> AIM OF THE TASK
Leave out the pictures and transcribe the rest of the records exactly.

--- BEGIN ---

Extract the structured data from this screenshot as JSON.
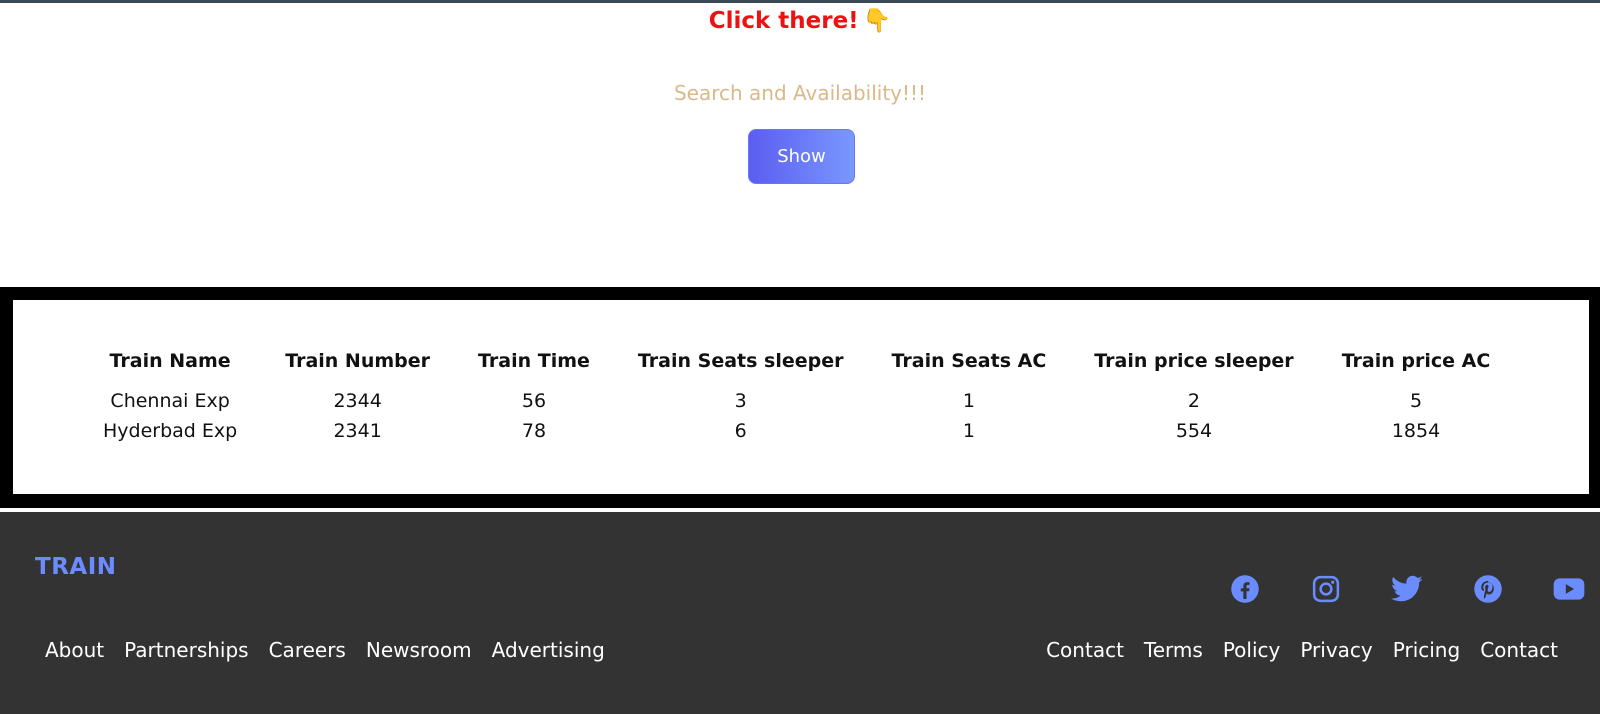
{
  "hero": {
    "click_text": "Click there!",
    "click_emoji": "👇",
    "search_title": "Search and Availability!!!",
    "show_label": "Show"
  },
  "table": {
    "headers": [
      "Train Name",
      "Train Number",
      "Train Time",
      "Train Seats sleeper",
      "Train Seats AC",
      "Train price sleeper",
      "Train price AC"
    ],
    "rows": [
      [
        "Chennai Exp",
        "2344",
        "56",
        "3",
        "1",
        "2",
        "5"
      ],
      [
        "Hyderbad Exp",
        "2341",
        "78",
        "6",
        "1",
        "554",
        "1854"
      ]
    ]
  },
  "footer": {
    "brand": "TRAIN",
    "social_icons": [
      "facebook-icon",
      "instagram-icon",
      "twitter-icon",
      "pinterest-icon",
      "youtube-icon"
    ],
    "left_links": [
      "About",
      "Partnerships",
      "Careers",
      "Newsroom",
      "Advertising"
    ],
    "right_links": [
      "Contact",
      "Terms",
      "Policy",
      "Privacy",
      "Pricing",
      "Contact"
    ]
  },
  "colors": {
    "accent": "#6b8cff",
    "click_red": "#ee1111",
    "search_tan": "#d9b88a",
    "footer_bg": "#333333"
  }
}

--- END ---

> RESPONSE TO THE EXERCISE
Extract the structured data from this screenshot as JSON.
{
  "hero": {
    "click_text": "Click there!",
    "click_emoji": "👇",
    "search_title": "Search and Availability!!!",
    "show_label": "Show"
  },
  "table": {
    "headers": [
      "Train Name",
      "Train Number",
      "Train Time",
      "Train Seats sleeper",
      "Train Seats AC",
      "Train price sleeper",
      "Train price AC"
    ],
    "rows": [
      [
        "Chennai Exp",
        "2344",
        "56",
        "3",
        "1",
        "2",
        "5"
      ],
      [
        "Hyderbad Exp",
        "2341",
        "78",
        "6",
        "1",
        "554",
        "1854"
      ]
    ]
  },
  "footer": {
    "brand": "TRAIN",
    "social_icons": [
      "facebook-icon",
      "instagram-icon",
      "twitter-icon",
      "pinterest-icon",
      "youtube-icon"
    ],
    "left_links": [
      "About",
      "Partnerships",
      "Careers",
      "Newsroom",
      "Advertising"
    ],
    "right_links": [
      "Contact",
      "Terms",
      "Policy",
      "Privacy",
      "Pricing",
      "Contact"
    ]
  },
  "colors": {
    "accent": "#6b8cff",
    "click_red": "#ee1111",
    "search_tan": "#d9b88a",
    "footer_bg": "#333333"
  }
}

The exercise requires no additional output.